Read the records and gather each line that includes "label".

══ Records for the task ══

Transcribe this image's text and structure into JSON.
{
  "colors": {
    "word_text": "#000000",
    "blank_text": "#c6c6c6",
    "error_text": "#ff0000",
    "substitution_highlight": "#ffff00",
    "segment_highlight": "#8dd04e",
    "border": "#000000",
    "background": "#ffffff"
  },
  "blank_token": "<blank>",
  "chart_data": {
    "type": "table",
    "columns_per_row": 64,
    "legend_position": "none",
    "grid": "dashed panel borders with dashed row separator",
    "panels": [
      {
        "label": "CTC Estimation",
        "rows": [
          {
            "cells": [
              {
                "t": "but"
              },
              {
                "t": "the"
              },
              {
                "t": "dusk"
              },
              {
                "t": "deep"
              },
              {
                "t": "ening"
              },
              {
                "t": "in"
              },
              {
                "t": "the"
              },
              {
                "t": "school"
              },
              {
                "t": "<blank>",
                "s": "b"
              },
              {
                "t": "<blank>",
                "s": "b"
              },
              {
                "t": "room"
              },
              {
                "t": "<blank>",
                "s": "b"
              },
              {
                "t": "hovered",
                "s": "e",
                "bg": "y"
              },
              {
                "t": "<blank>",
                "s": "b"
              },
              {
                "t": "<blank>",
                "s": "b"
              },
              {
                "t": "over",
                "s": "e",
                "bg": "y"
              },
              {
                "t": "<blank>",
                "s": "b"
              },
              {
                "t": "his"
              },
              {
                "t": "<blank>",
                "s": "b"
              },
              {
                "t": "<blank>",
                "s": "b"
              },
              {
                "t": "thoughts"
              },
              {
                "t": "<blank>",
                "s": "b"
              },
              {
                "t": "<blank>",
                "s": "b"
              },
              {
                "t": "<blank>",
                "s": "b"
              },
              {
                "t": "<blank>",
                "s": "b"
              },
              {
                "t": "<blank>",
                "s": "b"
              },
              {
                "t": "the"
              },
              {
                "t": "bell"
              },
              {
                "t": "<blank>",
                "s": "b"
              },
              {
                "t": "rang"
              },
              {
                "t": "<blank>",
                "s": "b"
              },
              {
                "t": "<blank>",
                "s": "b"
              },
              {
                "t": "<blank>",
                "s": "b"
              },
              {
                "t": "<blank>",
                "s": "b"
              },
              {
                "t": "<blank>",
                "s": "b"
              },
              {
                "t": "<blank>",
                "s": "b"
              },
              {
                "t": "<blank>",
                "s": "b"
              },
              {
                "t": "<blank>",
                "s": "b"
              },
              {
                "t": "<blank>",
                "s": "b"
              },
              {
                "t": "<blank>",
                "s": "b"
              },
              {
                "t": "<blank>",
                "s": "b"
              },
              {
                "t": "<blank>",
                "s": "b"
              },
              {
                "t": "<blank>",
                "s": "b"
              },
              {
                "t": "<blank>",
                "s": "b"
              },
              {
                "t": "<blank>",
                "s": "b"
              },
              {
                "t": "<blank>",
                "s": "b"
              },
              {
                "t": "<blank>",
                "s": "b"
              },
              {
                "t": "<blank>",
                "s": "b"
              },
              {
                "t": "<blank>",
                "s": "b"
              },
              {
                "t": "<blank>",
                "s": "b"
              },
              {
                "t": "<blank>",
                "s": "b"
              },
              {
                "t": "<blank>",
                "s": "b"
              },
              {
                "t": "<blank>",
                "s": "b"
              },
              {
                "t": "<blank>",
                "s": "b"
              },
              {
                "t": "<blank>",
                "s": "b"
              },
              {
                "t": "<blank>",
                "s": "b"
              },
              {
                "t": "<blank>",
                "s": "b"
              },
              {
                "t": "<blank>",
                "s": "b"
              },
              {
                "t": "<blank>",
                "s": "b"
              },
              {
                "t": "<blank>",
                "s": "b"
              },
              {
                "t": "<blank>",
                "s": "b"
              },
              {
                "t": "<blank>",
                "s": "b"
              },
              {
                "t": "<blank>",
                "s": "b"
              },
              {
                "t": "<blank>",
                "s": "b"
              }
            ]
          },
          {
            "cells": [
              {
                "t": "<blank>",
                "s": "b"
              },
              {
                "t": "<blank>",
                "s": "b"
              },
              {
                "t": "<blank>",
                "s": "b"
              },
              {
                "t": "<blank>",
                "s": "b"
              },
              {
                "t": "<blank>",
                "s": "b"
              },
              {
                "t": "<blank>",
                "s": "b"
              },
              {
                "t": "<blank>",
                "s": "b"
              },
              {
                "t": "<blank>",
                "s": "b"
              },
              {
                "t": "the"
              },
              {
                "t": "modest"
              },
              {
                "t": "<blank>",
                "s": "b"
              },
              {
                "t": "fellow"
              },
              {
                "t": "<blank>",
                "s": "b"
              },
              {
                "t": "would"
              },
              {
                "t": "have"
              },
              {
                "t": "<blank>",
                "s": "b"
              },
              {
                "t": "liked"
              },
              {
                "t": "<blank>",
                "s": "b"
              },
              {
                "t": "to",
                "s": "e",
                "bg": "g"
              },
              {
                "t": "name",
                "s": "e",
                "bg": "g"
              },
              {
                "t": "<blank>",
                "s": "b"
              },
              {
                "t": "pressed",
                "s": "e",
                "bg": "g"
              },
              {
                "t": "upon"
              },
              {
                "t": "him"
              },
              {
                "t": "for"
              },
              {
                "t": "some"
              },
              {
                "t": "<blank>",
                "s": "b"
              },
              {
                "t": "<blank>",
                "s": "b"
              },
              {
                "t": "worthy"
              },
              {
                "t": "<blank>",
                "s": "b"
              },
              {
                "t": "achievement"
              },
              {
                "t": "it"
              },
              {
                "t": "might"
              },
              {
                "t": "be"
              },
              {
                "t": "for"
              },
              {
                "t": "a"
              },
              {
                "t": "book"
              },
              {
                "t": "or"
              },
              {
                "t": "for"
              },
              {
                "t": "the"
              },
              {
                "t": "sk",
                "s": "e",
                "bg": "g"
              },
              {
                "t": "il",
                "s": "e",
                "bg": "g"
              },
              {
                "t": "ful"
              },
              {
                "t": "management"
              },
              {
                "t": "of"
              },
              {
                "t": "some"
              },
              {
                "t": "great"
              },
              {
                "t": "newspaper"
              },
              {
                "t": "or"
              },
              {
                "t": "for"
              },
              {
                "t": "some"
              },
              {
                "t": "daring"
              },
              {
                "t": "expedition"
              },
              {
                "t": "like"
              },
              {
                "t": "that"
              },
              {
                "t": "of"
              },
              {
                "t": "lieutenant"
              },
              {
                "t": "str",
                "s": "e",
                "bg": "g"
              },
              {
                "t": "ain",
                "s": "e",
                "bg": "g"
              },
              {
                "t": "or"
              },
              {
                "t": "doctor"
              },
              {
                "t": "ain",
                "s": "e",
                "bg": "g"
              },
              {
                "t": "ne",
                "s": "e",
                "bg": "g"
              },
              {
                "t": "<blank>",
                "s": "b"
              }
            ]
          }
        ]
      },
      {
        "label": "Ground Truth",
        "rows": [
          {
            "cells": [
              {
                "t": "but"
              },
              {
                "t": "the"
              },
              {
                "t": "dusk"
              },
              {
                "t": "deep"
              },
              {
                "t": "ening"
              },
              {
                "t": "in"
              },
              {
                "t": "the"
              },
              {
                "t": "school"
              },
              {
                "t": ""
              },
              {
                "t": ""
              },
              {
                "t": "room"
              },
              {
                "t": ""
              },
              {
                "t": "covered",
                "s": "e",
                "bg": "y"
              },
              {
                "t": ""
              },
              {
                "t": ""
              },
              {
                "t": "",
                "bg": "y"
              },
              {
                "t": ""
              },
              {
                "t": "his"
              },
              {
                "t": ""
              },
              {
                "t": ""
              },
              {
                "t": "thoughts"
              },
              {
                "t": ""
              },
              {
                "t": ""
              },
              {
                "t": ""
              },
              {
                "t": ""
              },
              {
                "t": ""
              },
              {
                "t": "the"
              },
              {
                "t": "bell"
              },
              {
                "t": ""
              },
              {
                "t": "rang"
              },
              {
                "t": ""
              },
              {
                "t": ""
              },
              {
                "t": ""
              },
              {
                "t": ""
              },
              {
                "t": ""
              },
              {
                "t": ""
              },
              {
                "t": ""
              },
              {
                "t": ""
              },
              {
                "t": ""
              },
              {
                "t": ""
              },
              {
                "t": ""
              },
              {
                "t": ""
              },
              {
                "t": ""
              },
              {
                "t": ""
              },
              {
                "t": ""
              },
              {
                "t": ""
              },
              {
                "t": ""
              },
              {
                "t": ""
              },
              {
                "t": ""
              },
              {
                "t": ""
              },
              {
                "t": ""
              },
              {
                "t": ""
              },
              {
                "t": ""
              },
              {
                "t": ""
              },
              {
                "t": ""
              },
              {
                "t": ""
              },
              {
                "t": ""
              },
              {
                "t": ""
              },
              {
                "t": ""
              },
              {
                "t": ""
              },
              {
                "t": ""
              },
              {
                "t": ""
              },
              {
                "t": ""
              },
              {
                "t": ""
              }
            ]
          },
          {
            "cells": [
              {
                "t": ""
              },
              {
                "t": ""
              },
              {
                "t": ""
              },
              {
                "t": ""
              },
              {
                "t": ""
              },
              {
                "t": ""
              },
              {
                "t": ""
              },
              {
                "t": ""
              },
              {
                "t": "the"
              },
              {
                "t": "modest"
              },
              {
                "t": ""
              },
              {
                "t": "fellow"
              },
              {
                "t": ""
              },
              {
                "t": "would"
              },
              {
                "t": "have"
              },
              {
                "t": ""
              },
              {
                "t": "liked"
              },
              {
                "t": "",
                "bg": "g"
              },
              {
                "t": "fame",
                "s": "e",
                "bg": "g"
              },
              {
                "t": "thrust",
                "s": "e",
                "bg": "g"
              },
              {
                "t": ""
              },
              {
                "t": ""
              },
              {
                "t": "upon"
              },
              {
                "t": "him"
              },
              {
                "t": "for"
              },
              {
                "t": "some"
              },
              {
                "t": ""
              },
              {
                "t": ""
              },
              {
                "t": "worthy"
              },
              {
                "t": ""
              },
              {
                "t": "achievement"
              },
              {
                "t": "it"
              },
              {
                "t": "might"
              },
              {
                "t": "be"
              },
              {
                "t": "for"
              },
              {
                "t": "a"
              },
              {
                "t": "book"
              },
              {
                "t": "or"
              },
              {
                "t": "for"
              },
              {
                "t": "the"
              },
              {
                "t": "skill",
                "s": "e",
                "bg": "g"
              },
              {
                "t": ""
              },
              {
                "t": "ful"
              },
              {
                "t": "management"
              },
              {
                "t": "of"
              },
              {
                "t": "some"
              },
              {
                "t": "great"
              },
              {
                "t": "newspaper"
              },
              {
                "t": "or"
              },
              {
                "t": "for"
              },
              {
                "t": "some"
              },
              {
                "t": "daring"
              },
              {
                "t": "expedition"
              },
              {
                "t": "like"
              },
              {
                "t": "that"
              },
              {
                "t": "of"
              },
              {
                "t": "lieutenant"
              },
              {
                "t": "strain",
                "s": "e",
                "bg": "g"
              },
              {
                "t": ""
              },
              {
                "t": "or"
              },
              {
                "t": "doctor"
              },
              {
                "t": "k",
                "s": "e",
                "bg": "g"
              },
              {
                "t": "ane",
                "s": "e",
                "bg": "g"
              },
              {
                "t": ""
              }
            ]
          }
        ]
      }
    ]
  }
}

═══

**Final result:**
        "label": "CTC Estimation",
        "label": "Ground Truth",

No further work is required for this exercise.